*** Material for this exercise

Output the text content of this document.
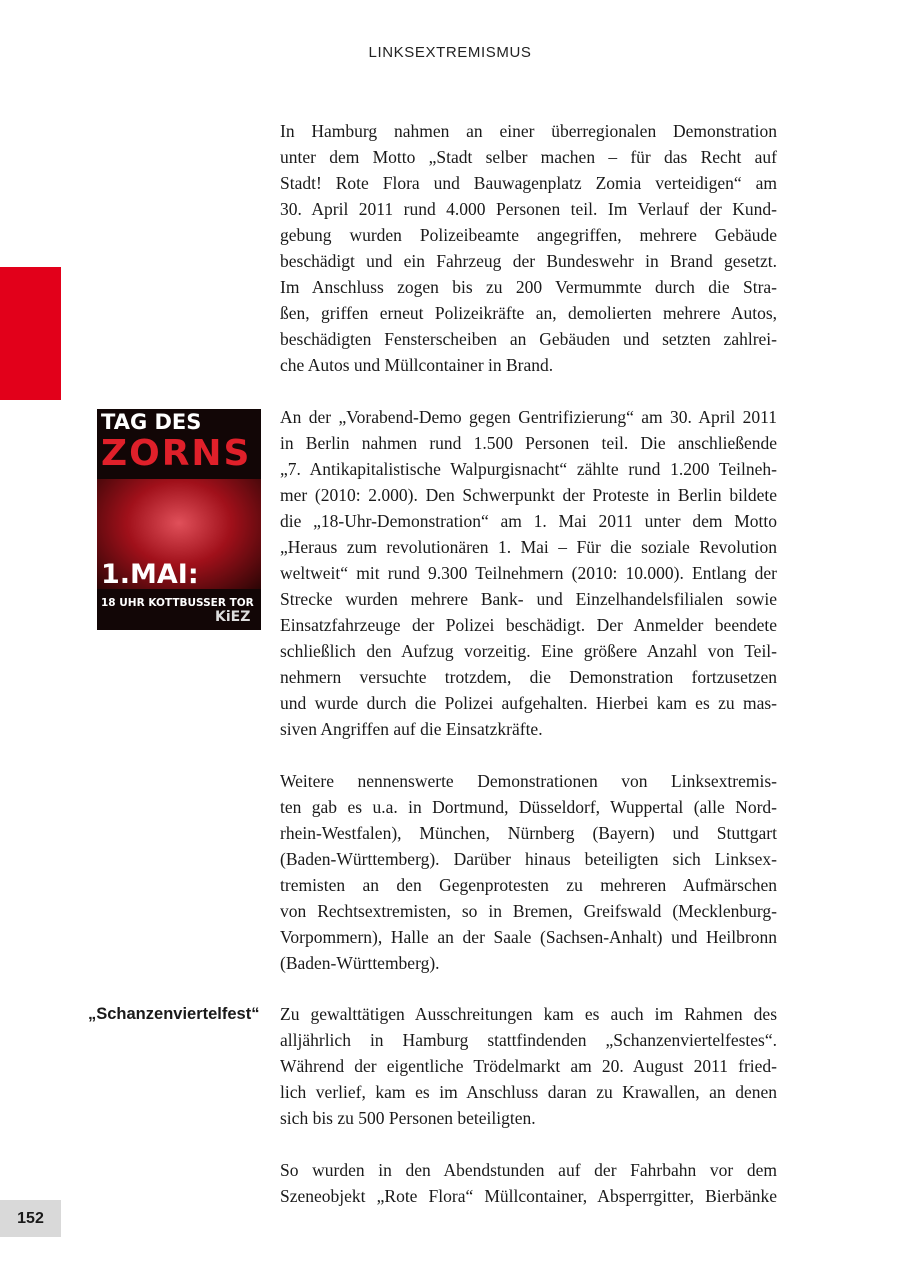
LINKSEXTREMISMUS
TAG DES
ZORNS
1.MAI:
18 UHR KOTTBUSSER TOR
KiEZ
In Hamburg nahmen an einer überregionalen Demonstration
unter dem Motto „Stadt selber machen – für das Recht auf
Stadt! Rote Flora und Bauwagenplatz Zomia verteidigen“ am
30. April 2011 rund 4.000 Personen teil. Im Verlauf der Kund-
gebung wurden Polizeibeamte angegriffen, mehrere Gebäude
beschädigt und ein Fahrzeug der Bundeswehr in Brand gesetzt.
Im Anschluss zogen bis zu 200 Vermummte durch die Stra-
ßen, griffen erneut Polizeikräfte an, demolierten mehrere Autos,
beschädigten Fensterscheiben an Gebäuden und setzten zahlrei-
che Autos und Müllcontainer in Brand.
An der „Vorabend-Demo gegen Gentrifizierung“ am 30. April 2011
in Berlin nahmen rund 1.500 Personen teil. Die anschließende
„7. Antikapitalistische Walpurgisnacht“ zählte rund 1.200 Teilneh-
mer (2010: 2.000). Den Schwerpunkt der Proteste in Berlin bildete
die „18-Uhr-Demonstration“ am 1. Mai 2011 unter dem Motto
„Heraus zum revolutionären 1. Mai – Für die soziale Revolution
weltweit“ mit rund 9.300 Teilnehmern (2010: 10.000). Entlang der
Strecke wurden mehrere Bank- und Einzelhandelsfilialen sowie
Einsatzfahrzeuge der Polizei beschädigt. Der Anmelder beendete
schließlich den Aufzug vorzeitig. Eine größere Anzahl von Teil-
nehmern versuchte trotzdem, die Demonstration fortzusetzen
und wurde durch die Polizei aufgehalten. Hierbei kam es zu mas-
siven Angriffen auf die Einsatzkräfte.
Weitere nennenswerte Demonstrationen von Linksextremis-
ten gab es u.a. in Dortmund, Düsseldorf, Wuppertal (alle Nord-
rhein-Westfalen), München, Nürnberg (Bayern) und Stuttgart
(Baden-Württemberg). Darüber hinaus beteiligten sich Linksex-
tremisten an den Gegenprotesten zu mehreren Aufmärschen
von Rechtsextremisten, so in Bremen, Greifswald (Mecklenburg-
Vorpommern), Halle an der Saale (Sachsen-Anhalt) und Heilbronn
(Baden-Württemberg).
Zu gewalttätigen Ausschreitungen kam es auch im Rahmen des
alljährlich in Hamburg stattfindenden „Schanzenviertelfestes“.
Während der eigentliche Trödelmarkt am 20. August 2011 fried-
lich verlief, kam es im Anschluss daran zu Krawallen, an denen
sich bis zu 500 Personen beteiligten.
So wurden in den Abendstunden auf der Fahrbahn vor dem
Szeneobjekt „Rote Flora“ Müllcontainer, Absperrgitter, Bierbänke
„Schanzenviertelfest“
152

******
*** Material for this exercise

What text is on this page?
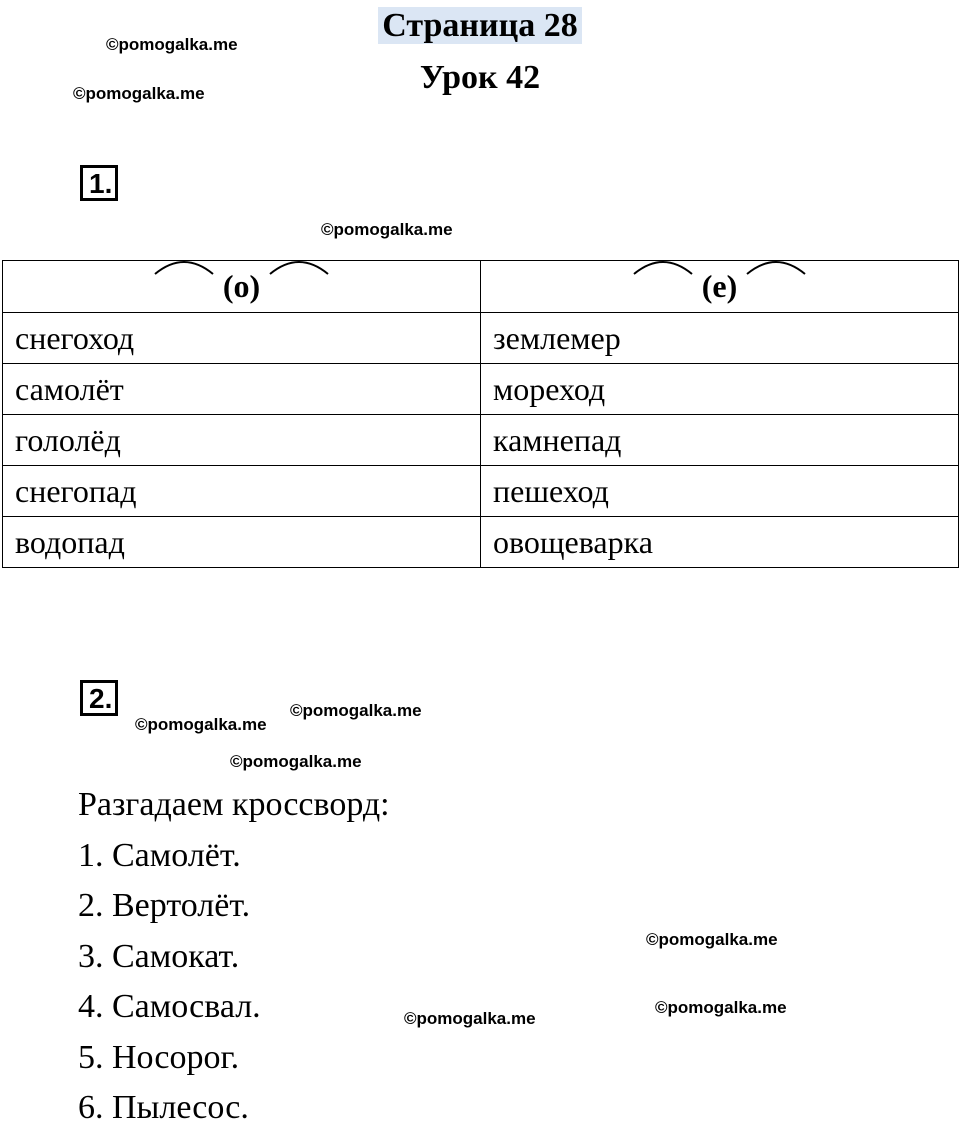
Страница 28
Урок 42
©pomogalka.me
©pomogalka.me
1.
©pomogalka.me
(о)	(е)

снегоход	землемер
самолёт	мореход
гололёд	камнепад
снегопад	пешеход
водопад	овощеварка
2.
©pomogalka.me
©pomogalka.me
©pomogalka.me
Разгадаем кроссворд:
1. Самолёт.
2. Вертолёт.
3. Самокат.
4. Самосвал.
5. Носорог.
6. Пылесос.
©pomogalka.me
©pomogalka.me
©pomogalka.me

******
*** Material for this exercise

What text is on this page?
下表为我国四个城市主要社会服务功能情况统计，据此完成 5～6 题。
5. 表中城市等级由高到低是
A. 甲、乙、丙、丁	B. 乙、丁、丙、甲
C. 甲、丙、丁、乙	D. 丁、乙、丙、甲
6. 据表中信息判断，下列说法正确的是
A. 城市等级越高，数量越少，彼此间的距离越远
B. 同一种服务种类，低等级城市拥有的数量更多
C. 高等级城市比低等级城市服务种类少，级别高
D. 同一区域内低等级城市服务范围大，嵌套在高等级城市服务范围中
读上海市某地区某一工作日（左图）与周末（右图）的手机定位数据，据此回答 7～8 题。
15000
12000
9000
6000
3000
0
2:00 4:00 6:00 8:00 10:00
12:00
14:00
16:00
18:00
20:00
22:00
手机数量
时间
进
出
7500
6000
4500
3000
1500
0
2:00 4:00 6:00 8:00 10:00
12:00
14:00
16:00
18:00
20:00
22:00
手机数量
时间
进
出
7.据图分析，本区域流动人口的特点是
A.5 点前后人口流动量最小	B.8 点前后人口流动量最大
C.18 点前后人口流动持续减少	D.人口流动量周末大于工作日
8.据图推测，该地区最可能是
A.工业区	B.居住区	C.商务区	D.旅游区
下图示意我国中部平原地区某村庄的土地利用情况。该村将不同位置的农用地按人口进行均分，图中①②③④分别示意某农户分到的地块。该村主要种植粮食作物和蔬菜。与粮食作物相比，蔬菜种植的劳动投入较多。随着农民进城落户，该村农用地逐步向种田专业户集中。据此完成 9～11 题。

******

What you need to do: Each line that contains the word "Personen" counts toward the total; give only that total.

Task answer: 3